_Aim of the task_
Whenever a line contains the string "controle", copy it out of the entries.

_Available data_
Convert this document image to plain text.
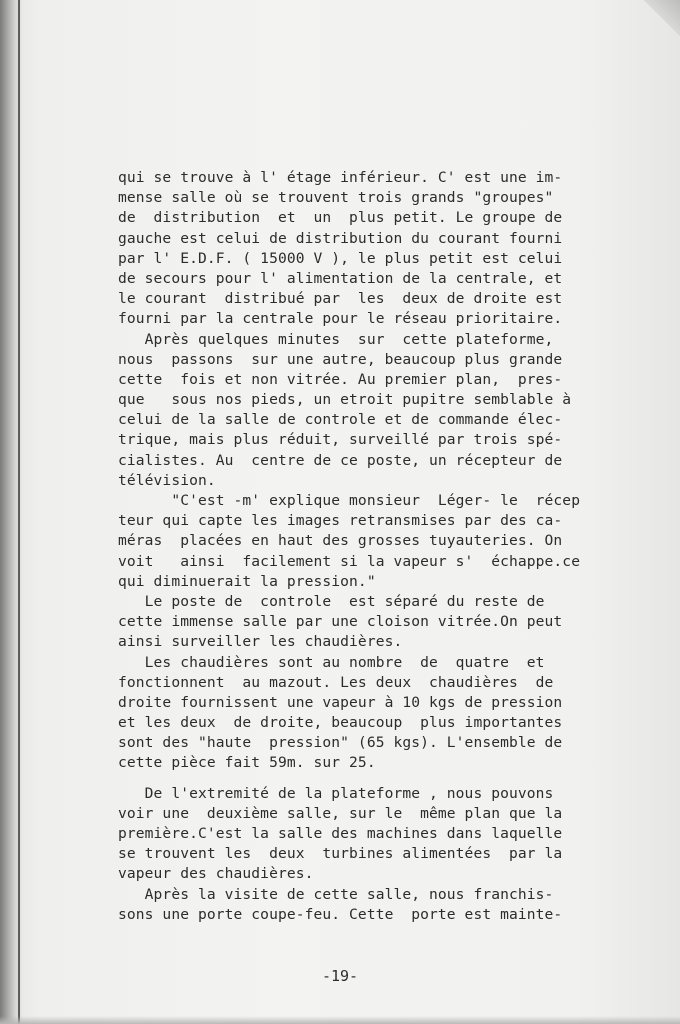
qui se trouve à l' étage inférieur. C' est une im-
mense salle où se trouvent trois grands "groupes"
de  distribution  et  un  plus petit. Le groupe de
gauche est celui de distribution du courant fourni
par l' E.D.F. ( 15000 V ), le plus petit est celui
de secours pour l' alimentation de la centrale, et
le courant  distribué par  les  deux de droite est
fourni par la centrale pour le réseau prioritaire.
Après quelques minutes  sur  cette plateforme,
nous  passons  sur une autre, beaucoup plus grande
cette  fois et non vitrée. Au premier plan,  pres-
que   sous nos pieds, un etroit pupitre semblable à
celui de la salle de controle et de commande élec-
trique, mais plus réduit, surveillé par trois spé-
cialistes. Au  centre de ce poste, un récepteur de
télévision.
"C'est -m' explique monsieur  Léger- le  récep
teur qui capte les images retransmises par des ca-
méras  placées en haut des grosses tuyauteries. On
voit   ainsi  facilement si la vapeur s'  échappe.ce
qui diminuerait la pression."
Le poste de  controle  est séparé du reste de
cette immense salle par une cloison vitrée.On peut
ainsi surveiller les chaudières.
Les chaudières sont au nombre  de  quatre  et
fonctionnent  au mazout. Les deux  chaudières  de
droite fournissent une vapeur à 10 kgs de pression
et les deux  de droite, beaucoup  plus importantes
sont des "haute  pression" (65 kgs). L'ensemble de
cette pièce fait 59m. sur 25.
De l'extremité de la plateforme , nous pouvons
voir une  deuxième salle, sur le  même plan que la
première.C'est la salle des machines dans laquelle
se trouvent les  deux  turbines alimentées  par la
vapeur des chaudières.
Après la visite de cette salle, nous franchis-
sons une porte coupe-feu. Cette  porte est mainte-
-19-
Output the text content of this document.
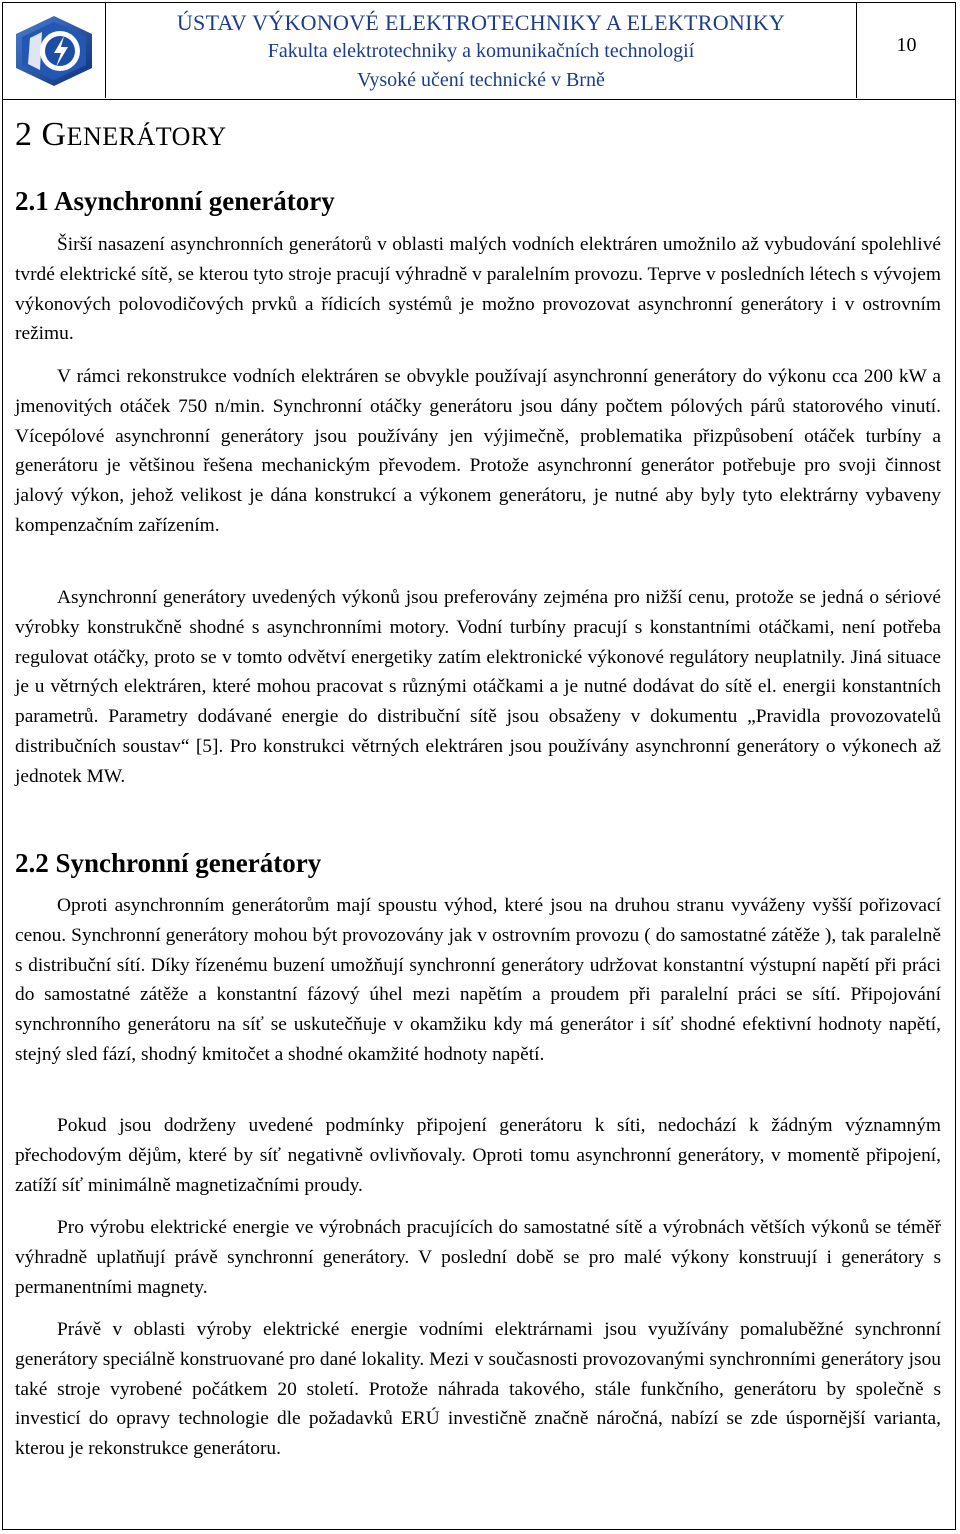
ÚSTAV VÝKONOVÉ ELEKTROTECHNIKY A ELEKTRONIKY
Fakulta elektrotechniky a komunikačních technologií
Vysoké učení technické v Brně
10
2 GENERÁTORY
2.1 Asynchronní generátory

Širší nasazení asynchronních generátorů v oblasti malých vodních elektráren umožnilo až vybudování spolehlivé tvrdé elektrické sítě, se kterou tyto stroje pracují výhradně v paralelním provozu. Teprve v posledních létech s vývojem výkonových polovodičových prvků a řídicích systémů je možno provozovat asynchronní generátory i v ostrovním režimu.

V rámci rekonstrukce vodních elektráren se obvykle používají asynchronní generátory do výkonu cca 200 kW a jmenovitých otáček 750 n/min. Synchronní otáčky generátoru jsou dány počtem pólových párů statorového vinutí. Vícepólové asynchronní generátory jsou používány jen výjimečně, problematika přizpůsobení otáček turbíny a generátoru je většinou řešena mechanickým převodem. Protože asynchronní generátor potřebuje pro svoji činnost jalový výkon, jehož velikost je dána konstrukcí a výkonem generátoru, je nutné aby byly tyto elektrárny vybaveny kompenzačním zařízením.

Asynchronní generátory uvedených výkonů jsou preferovány zejména pro nižší cenu, protože se jedná o sériové výrobky konstrukčně shodné s asynchronními motory. Vodní turbíny pracují s konstantními otáčkami, není potřeba regulovat otáčky, proto se v tomto odvětví energetiky zatím elektronické výkonové regulátory neuplatnily. Jiná situace je u větrných elektráren, které mohou pracovat s různými otáčkami a je nutné dodávat do sítě el. energii konstantních parametrů. Parametry dodávané energie do distribuční sítě jsou obsaženy v dokumentu „Pravidla provozovatelů distribučních soustav“ [5]. Pro konstrukci větrných elektráren jsou používány asynchronní generátory o výkonech až jednotek MW.

2.2 Synchronní generátory

Oproti asynchronním generátorům mají spoustu výhod, které jsou na druhou stranu vyváženy vyšší pořizovací cenou. Synchronní generátory mohou být provozovány jak v ostrovním provozu ( do samostatné zátěže ), tak paralelně s distribuční sítí. Díky řízenému buzení umožňují synchronní generátory udržovat konstantní výstupní napětí při práci do samostatné zátěže a konstantní fázový úhel mezi napětím a proudem při paralelní práci se sítí. Připojování synchronního generátoru na síť se uskutečňuje v okamžiku kdy má generátor i síť shodné efektivní hodnoty napětí, stejný sled fází, shodný kmitočet a shodné okamžité hodnoty napětí.

Pokud jsou dodrženy uvedené podmínky připojení generátoru k síti, nedochází k žádným významným přechodovým dějům, které by síť negativně ovlivňovaly. Oproti tomu asynchronní generátory, v momentě připojení, zatíží síť minimálně magnetizačními proudy.

Pro výrobu elektrické energie ve výrobnách pracujících do samostatné sítě a výrobnách větších výkonů se téměř výhradně uplatňují právě synchronní generátory. V poslední době se pro malé výkony konstruují i generátory s permanentními magnety.

Právě v oblasti výroby elektrické energie vodními elektrárnami jsou využívány pomaluběžné synchronní generátory speciálně konstruované pro dané lokality. Mezi v současnosti provozovanými synchronními generátory jsou také stroje vyrobené počátkem 20 století. Protože náhrada takového, stále funkčního, generátoru by společně s investicí do opravy technologie dle požadavků ERÚ investičně značně náročná, nabízí se zde úspornější varianta, kterou je rekonstrukce generátoru.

_Output for this task_
celui de la salle de controle et de commande élec-
Le poste de  controle  est séparé du reste de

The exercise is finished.